**Task to complete:** Can you pull out each line of the data below that includes the word "убытки"?

**Input for this task:**
◇ ◇ ◇ ◇ ◇ ◇ ◇

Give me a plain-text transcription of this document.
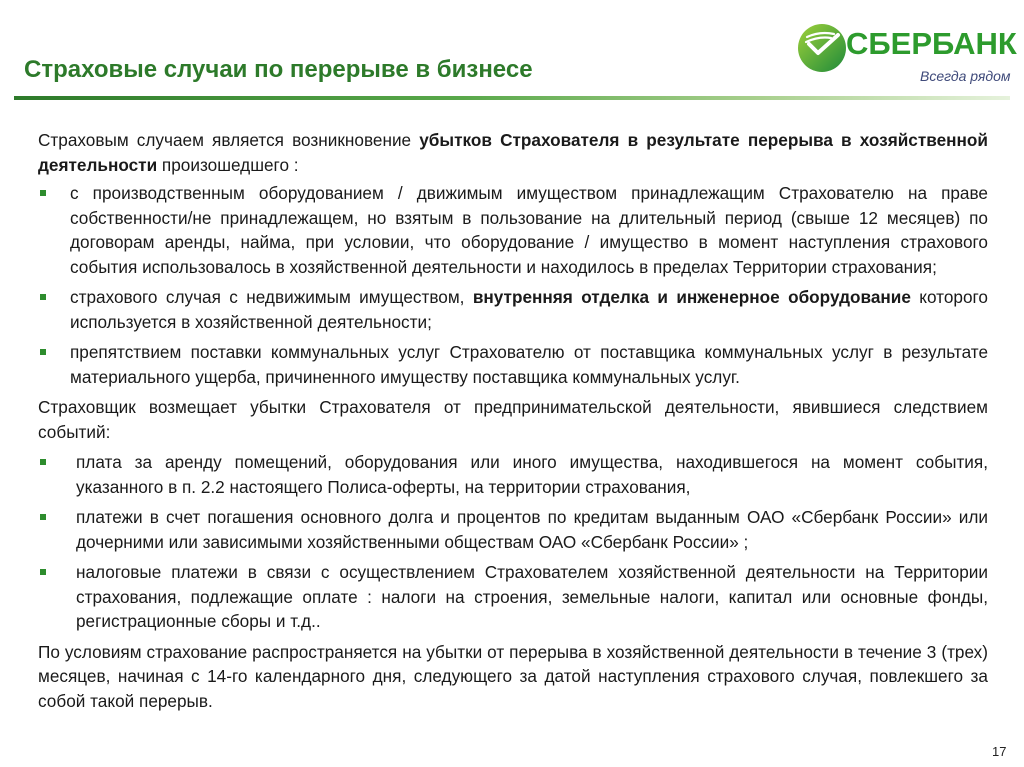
СБЕРБАНК
Всегда рядом
Страховые случаи по перерыве в бизнесе

Страховым случаем является возникновение убытков Страхователя в результате перерыва в хозяйственной деятельности произошедшего :

с производственным оборудованием / движимым имуществом принадлежащим Страхователю на праве собственности/не принадлежащем, но взятым в пользование на длительный период (свыше 12 месяцев) по договорам аренды, найма, при условии, что оборудование / имущество в момент наступления страхового события использовалось в хозяйственной деятельности и находилось в пределах Территории страхования;
страхового случая с недвижимым имуществом, внутренняя отделка и инженерное оборудование которого используется в хозяйственной деятельности;
препятствием поставки коммунальных услуг Страхователю от поставщика коммунальных услуг в результате материального ущерба, причиненного имуществу поставщика коммунальных услуг.

Страховщик возмещает убытки Страхователя от предпринимательской деятельности, явившиеся следствием событий:

плата за аренду помещений, оборудования или иного имущества, находившегося на момент события, указанного в п. 2.2 настоящего Полиса-оферты, на территории страхования,
платежи в счет погашения основного долга и процентов по кредитам выданным ОАО «Сбербанк России» или дочерними или зависимыми хозяйственными обществам ОАО «Сбербанк России» ;
налоговые платежи в связи с осуществлением Страхователем хозяйственной деятельности на Территории страхования, подлежащие оплате : налоги на строения, земельные налоги, капитал или основные фонды, регистрационные сборы и т.д..

По условиям страхование распространяется на убытки от перерыва в хозяйственной деятельности в течение 3 (трех) месяцев, начиная с 14-го календарного дня, следующего за датой наступления страхового случая, повлекшего за собой такой перерыв.

17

◇ ◇ ◇ ◇ ◇ ◇ ◇

**Correct response:**
Страховщик возмещает убытки Страхователя от предпринимательской деятельности, явившиеся следствием событий:
По условиям страхование распространяется на убытки от перерыва в хозяйственной деятельности в течение 3 (трех) месяцев, начиная с 14-го календарного дня, следующего за датой наступления страхового случая, повлекшего за собой такой перерыв.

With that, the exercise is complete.